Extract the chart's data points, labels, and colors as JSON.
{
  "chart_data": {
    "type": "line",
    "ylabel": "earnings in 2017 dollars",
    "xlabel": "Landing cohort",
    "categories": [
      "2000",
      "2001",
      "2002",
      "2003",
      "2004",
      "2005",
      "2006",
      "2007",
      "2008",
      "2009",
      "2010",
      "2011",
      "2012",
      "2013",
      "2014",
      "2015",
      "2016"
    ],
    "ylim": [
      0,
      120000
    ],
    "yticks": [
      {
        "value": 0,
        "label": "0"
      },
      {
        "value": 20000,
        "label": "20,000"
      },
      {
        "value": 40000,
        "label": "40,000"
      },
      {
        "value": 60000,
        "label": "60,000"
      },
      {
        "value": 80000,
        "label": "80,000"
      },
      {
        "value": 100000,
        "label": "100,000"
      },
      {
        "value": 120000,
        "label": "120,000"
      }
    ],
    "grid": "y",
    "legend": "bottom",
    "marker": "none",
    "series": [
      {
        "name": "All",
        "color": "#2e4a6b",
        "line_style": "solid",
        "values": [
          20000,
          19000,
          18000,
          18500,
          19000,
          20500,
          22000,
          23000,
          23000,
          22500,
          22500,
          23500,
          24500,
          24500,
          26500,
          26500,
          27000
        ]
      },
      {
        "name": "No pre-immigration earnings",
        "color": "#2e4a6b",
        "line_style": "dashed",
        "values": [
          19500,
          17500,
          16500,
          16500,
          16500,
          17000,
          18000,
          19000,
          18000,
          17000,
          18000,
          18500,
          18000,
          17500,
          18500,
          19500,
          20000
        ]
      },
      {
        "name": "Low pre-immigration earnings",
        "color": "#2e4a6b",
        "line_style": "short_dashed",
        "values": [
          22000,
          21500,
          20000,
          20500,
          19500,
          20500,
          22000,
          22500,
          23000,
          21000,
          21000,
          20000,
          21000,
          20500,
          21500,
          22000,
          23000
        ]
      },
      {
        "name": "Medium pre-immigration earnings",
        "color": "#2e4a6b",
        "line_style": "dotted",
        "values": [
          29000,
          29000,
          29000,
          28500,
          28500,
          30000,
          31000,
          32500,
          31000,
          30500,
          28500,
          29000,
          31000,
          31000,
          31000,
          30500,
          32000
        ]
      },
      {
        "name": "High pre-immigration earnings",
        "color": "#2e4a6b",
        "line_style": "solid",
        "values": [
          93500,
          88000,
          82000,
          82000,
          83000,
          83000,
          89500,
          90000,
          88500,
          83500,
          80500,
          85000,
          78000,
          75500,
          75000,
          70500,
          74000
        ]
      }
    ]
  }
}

========

Each entry above is to be set down again in exactly the same words.

(WRITTEN RESPONSE)
Extract the chart's data points, labels, and colors as JSON.
{
  "chart_data": {
    "type": "line",
    "ylabel": "earnings in 2017 dollars",
    "xlabel": "Landing cohort",
    "categories": [
      "2000",
      "2001",
      "2002",
      "2003",
      "2004",
      "2005",
      "2006",
      "2007",
      "2008",
      "2009",
      "2010",
      "2011",
      "2012",
      "2013",
      "2014",
      "2015",
      "2016"
    ],
    "ylim": [
      0,
      120000
    ],
    "yticks": [
      {
        "value": 0,
        "label": "0"
      },
      {
        "value": 20000,
        "label": "20,000"
      },
      {
        "value": 40000,
        "label": "40,000"
      },
      {
        "value": 60000,
        "label": "60,000"
      },
      {
        "value": 80000,
        "label": "80,000"
      },
      {
        "value": 100000,
        "label": "100,000"
      },
      {
        "value": 120000,
        "label": "120,000"
      }
    ],
    "grid": "y",
    "legend": "bottom",
    "marker": "none",
    "series": [
      {
        "name": "All",
        "color": "#2e4a6b",
        "line_style": "solid",
        "values": [
          20000,
          19000,
          18000,
          18500,
          19000,
          20500,
          22000,
          23000,
          23000,
          22500,
          22500,
          23500,
          24500,
          24500,
          26500,
          26500,
          27000
        ]
      },
      {
        "name": "No pre-immigration earnings",
        "color": "#2e4a6b",
        "line_style": "dashed",
        "values": [
          19500,
          17500,
          16500,
          16500,
          16500,
          17000,
          18000,
          19000,
          18000,
          17000,
          18000,
          18500,
          18000,
          17500,
          18500,
          19500,
          20000
        ]
      },
      {
        "name": "Low pre-immigration earnings",
        "color": "#2e4a6b",
        "line_style": "short_dashed",
        "values": [
          22000,
          21500,
          20000,
          20500,
          19500,
          20500,
          22000,
          22500,
          23000,
          21000,
          21000,
          20000,
          21000,
          20500,
          21500,
          22000,
          23000
        ]
      },
      {
        "name": "Medium pre-immigration earnings",
        "color": "#2e4a6b",
        "line_style": "dotted",
        "values": [
          29000,
          29000,
          29000,
          28500,
          28500,
          30000,
          31000,
          32500,
          31000,
          30500,
          28500,
          29000,
          31000,
          31000,
          31000,
          30500,
          32000
        ]
      },
      {
        "name": "High pre-immigration earnings",
        "color": "#2e4a6b",
        "line_style": "solid",
        "values": [
          93500,
          88000,
          82000,
          82000,
          83000,
          83000,
          89500,
          90000,
          88500,
          83500,
          80500,
          85000,
          78000,
          75500,
          75000,
          70500,
          74000
        ]
      }
    ]
  }
}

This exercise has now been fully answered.